Exercise =
Print every line of the listing exactly, please.

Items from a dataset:
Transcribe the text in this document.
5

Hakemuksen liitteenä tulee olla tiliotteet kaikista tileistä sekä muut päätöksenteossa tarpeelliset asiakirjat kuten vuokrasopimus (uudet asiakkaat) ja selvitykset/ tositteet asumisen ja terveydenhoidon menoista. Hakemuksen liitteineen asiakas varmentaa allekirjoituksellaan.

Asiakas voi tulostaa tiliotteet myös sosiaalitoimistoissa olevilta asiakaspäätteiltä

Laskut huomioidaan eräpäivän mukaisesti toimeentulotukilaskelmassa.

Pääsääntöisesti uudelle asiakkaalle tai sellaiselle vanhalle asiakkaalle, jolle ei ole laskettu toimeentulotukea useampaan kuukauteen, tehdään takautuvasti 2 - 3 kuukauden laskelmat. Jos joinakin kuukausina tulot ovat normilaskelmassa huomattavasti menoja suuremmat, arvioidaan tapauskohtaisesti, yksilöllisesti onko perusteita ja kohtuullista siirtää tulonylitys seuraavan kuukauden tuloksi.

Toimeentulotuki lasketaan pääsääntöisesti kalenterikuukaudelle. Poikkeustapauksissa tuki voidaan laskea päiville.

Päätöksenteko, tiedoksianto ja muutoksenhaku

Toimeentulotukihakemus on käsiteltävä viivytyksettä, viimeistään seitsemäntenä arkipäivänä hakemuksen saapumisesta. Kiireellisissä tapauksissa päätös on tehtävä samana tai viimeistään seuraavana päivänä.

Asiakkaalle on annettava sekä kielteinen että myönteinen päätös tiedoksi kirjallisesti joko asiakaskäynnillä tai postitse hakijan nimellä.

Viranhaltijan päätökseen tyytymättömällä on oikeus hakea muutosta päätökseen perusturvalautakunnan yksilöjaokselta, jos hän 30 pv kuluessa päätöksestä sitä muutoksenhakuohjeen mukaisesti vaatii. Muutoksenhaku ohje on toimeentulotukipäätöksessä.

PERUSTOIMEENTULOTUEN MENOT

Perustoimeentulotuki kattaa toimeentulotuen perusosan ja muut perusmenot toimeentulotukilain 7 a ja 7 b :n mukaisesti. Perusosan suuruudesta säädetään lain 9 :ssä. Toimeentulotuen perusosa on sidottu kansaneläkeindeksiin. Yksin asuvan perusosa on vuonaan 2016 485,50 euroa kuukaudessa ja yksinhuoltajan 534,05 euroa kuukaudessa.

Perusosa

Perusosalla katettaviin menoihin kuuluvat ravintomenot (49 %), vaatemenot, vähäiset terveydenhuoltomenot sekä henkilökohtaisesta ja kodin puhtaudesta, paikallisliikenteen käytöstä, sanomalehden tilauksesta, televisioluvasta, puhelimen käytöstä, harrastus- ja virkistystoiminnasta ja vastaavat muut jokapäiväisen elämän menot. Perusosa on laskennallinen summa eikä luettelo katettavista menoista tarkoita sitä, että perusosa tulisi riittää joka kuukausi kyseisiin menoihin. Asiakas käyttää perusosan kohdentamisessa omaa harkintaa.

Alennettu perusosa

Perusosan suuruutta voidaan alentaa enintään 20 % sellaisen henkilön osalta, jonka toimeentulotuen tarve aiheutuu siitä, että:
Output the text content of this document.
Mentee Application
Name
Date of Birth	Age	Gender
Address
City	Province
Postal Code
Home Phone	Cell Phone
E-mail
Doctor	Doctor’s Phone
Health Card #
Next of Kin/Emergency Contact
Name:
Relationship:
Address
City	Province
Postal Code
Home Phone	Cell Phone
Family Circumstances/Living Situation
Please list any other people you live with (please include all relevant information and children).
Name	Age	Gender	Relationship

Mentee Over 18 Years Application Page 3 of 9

Result for this task =
Transcribe the text in this document.
5

Hakemuksen liitteenä tulee olla tiliotteet kaikista tileistä sekä muut päätöksenteossa tarpeelliset asiakirjat kuten vuokrasopimus (uudet asiakkaat) ja selvitykset/ tositteet asumisen ja terveydenhoidon menoista. Hakemuksen liitteineen asiakas varmentaa allekirjoituksellaan.

Asiakas voi tulostaa tiliotteet myös sosiaalitoimistoissa olevilta asiakaspäätteiltä

Laskut huomioidaan eräpäivän mukaisesti toimeentulotukilaskelmassa.

Pääsääntöisesti uudelle asiakkaalle tai sellaiselle vanhalle asiakkaalle, jolle ei ole laskettu toimeentulotukea useampaan kuukauteen, tehdään takautuvasti 2 - 3 kuukauden laskelmat. Jos joinakin kuukausina tulot ovat normilaskelmassa huomattavasti menoja suuremmat, arvioidaan tapauskohtaisesti, yksilöllisesti onko perusteita ja kohtuullista siirtää tulonylitys seuraavan kuukauden tuloksi.

Toimeentulotuki lasketaan pääsääntöisesti kalenterikuukaudelle. Poikkeustapauksissa tuki voidaan laskea päiville.

Päätöksenteko, tiedoksianto ja muutoksenhaku

Toimeentulotukihakemus on käsiteltävä viivytyksettä, viimeistään seitsemäntenä arkipäivänä hakemuksen saapumisesta. Kiireellisissä tapauksissa päätös on tehtävä samana tai viimeistään seuraavana päivänä.

Asiakkaalle on annettava sekä kielteinen että myönteinen päätös tiedoksi kirjallisesti joko asiakaskäynnillä tai postitse hakijan nimellä.

Viranhaltijan päätökseen tyytymättömällä on oikeus hakea muutosta päätökseen perusturvalautakunnan yksilöjaokselta, jos hän 30 pv kuluessa päätöksestä sitä muutoksenhakuohjeen mukaisesti vaatii. Muutoksenhaku ohje on toimeentulotukipäätöksessä.

PERUSTOIMEENTULOTUEN MENOT

Perustoimeentulotuki kattaa toimeentulotuen perusosan ja muut perusmenot toimeentulotukilain 7 a ja 7 b :n mukaisesti. Perusosan suuruudesta säädetään lain 9 :ssä. Toimeentulotuen perusosa on sidottu kansaneläkeindeksiin. Yksin asuvan perusosa on vuonaan 2016 485,50 euroa kuukaudessa ja yksinhuoltajan 534,05 euroa kuukaudessa.

Perusosa

Perusosalla katettaviin menoihin kuuluvat ravintomenot (49 %), vaatemenot, vähäiset terveydenhuoltomenot sekä henkilökohtaisesta ja kodin puhtaudesta, paikallisliikenteen käytöstä, sanomalehden tilauksesta, televisioluvasta, puhelimen käytöstä, harrastus- ja virkistystoiminnasta ja vastaavat muut jokapäiväisen elämän menot. Perusosa on laskennallinen summa eikä luettelo katettavista menoista tarkoita sitä, että perusosa tulisi riittää joka kuukausi kyseisiin menoihin. Asiakas käyttää perusosan kohdentamisessa omaa harkintaa.

Alennettu perusosa

Perusosan suuruutta voidaan alentaa enintään 20 % sellaisen henkilön osalta, jonka toimeentulotuen tarve aiheutuu siitä, että:
Output the text content of this document.
Mentee Application
Name
Date of Birth	Age	Gender
Address
City	Province
Postal Code
Home Phone	Cell Phone
E-mail
Doctor	Doctor’s Phone
Health Card #
Next of Kin/Emergency Contact
Name:
Relationship:
Address
City	Province
Postal Code
Home Phone	Cell Phone
Family Circumstances/Living Situation
Please list any other people you live with (please include all relevant information and children).
Name	Age	Gender	Relationship

Mentee Over 18 Years Application Page 3 of 9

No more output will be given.